Write every entry out again with no changes, and leave the images behind.

[Dataset rows for apps and sites]
>>>

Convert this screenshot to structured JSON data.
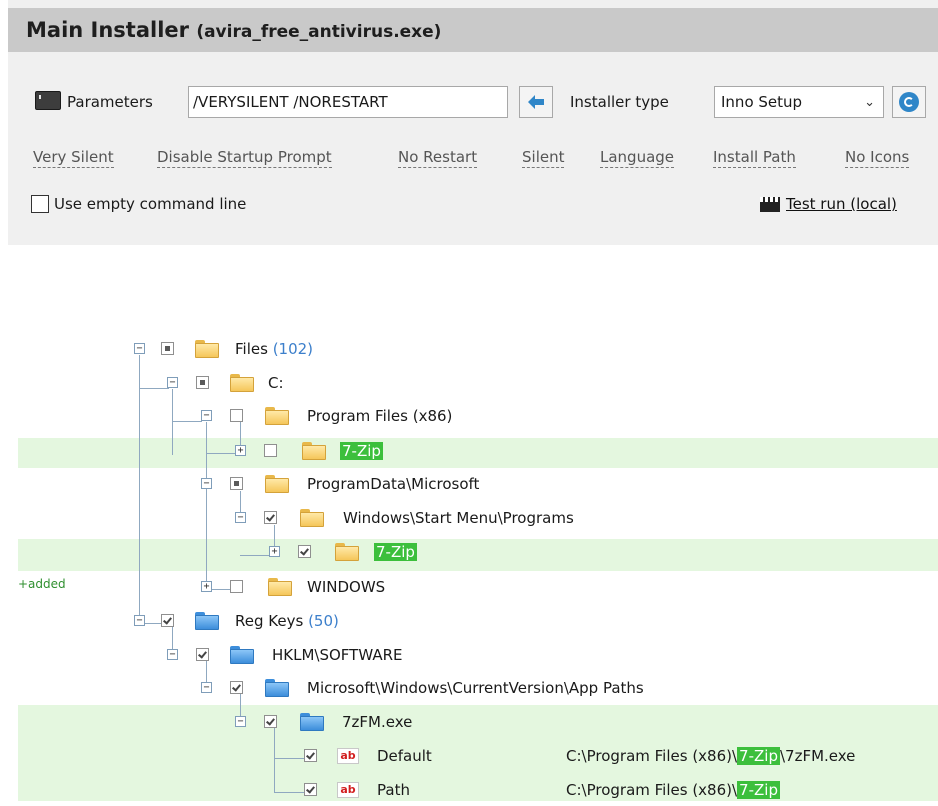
{
  "header": {
    "title": "Main Installer",
    "subtitle": "(avira_free_antivirus.exe)"
  },
  "params": {
    "label": "Parameters",
    "value": "/VERYSILENT /NORESTART",
    "installer_type_label": "Installer type",
    "installer_type_value": "Inno Setup"
  },
  "presets": [
    "Very Silent",
    "Disable Startup Prompt",
    "No Restart",
    "Silent",
    "Language",
    "Install Path",
    "No Icons"
  ],
  "empty_cmd_label": "Use empty command line",
  "test_run_label": "Test run (local)",
  "added_label": "+added",
  "tree": {
    "files": {
      "label": "Files",
      "count": "(102)"
    },
    "c_drive": "C:",
    "program_files": "Program Files (x86)",
    "zip1": "7-Zip",
    "programdata": "ProgramData\\Microsoft",
    "start_menu": "Windows\\Start Menu\\Programs",
    "zip2": "7-Zip",
    "windows": "WINDOWS",
    "reg_keys": {
      "label": "Reg Keys",
      "count": "(50)"
    },
    "hklm": "HKLM\\SOFTWARE",
    "app_paths": "Microsoft\\Windows\\CurrentVersion\\App Paths",
    "zfm": "7zFM.exe",
    "default": {
      "name": "Default",
      "value_prefix": "C:\\Program Files (x86)\\",
      "value_hl": "7-Zip",
      "value_suffix": "\\7zFM.exe"
    },
    "path": {
      "name": "Path",
      "value_prefix": "C:\\Program Files (x86)\\",
      "value_hl": "7-Zip"
    },
    "value_icon_text": "ab"
  },
  "colors": {
    "added_band": "#e4f7df",
    "highlight": "#3cbf3c",
    "count_blue": "#3c7fcb",
    "header_bg": "#c9c9c9",
    "panel_bg": "#f0f0f0"
  }
}
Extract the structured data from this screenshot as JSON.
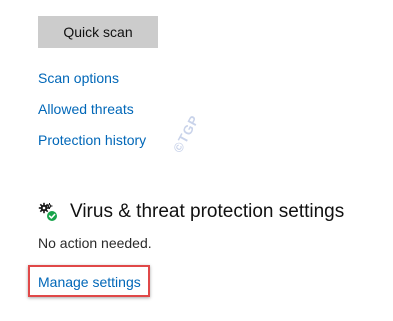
{
  "actions": {
    "quick_scan_label": "Quick scan"
  },
  "links": {
    "scan_options": "Scan options",
    "allowed_threats": "Allowed threats",
    "protection_history": "Protection history"
  },
  "watermark": {
    "text": "©TGP"
  },
  "settings_section": {
    "icon": "gear-check-icon",
    "title": "Virus & threat protection settings",
    "status": "No action needed.",
    "manage_link": "Manage settings"
  },
  "colors": {
    "link": "#0067b8",
    "button_bg": "#cccccc",
    "highlight_border": "#e04848",
    "check_green": "#16a34a"
  }
}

<<<

Output of the task
Convert this screenshot to structured JSON data.
{
  "header": {
    "title": "Main Installer",
    "subtitle": "(avira_free_antivirus.exe)"
  },
  "params": {
    "label": "Parameters",
    "value": "/VERYSILENT /NORESTART",
    "installer_type_label": "Installer type",
    "installer_type_value": "Inno Setup"
  },
  "presets": [
    "Very Silent",
    "Disable Startup Prompt",
    "No Restart",
    "Silent",
    "Language",
    "Install Path",
    "No Icons"
  ],
  "empty_cmd_label": "Use empty command line",
  "test_run_label": "Test run (local)",
  "added_label": "+added",
  "tree": {
    "files": {
      "label": "Files",
      "count": "(102)"
    },
    "c_drive": "C:",
    "program_files": "Program Files (x86)",
    "zip1": "7-Zip",
    "programdata": "ProgramData\\Microsoft",
    "start_menu": "Windows\\Start Menu\\Programs",
    "zip2": "7-Zip",
    "windows": "WINDOWS",
    "reg_keys": {
      "label": "Reg Keys",
      "count": "(50)"
    },
    "hklm": "HKLM\\SOFTWARE",
    "app_paths": "Microsoft\\Windows\\CurrentVersion\\App Paths",
    "zfm": "7zFM.exe",
    "default": {
      "name": "Default",
      "value_prefix": "C:\\Program Files (x86)\\",
      "value_hl": "7-Zip",
      "value_suffix": "\\7zFM.exe"
    },
    "path": {
      "name": "Path",
      "value_prefix": "C:\\Program Files (x86)\\",
      "value_hl": "7-Zip"
    },
    "value_icon_text": "ab"
  },
  "colors": {
    "added_band": "#e4f7df",
    "highlight": "#3cbf3c",
    "count_blue": "#3c7fcb",
    "header_bg": "#c9c9c9",
    "panel_bg": "#f0f0f0"
  }
}
Extract the structured data from this screenshot as JSON.
{
  "actions": {
    "quick_scan_label": "Quick scan"
  },
  "links": {
    "scan_options": "Scan options",
    "allowed_threats": "Allowed threats",
    "protection_history": "Protection history"
  },
  "watermark": {
    "text": "©TGP"
  },
  "settings_section": {
    "icon": "gear-check-icon",
    "title": "Virus & threat protection settings",
    "status": "No action needed.",
    "manage_link": "Manage settings"
  },
  "colors": {
    "link": "#0067b8",
    "button_bg": "#cccccc",
    "highlight_border": "#e04848",
    "check_green": "#16a34a"
  }
}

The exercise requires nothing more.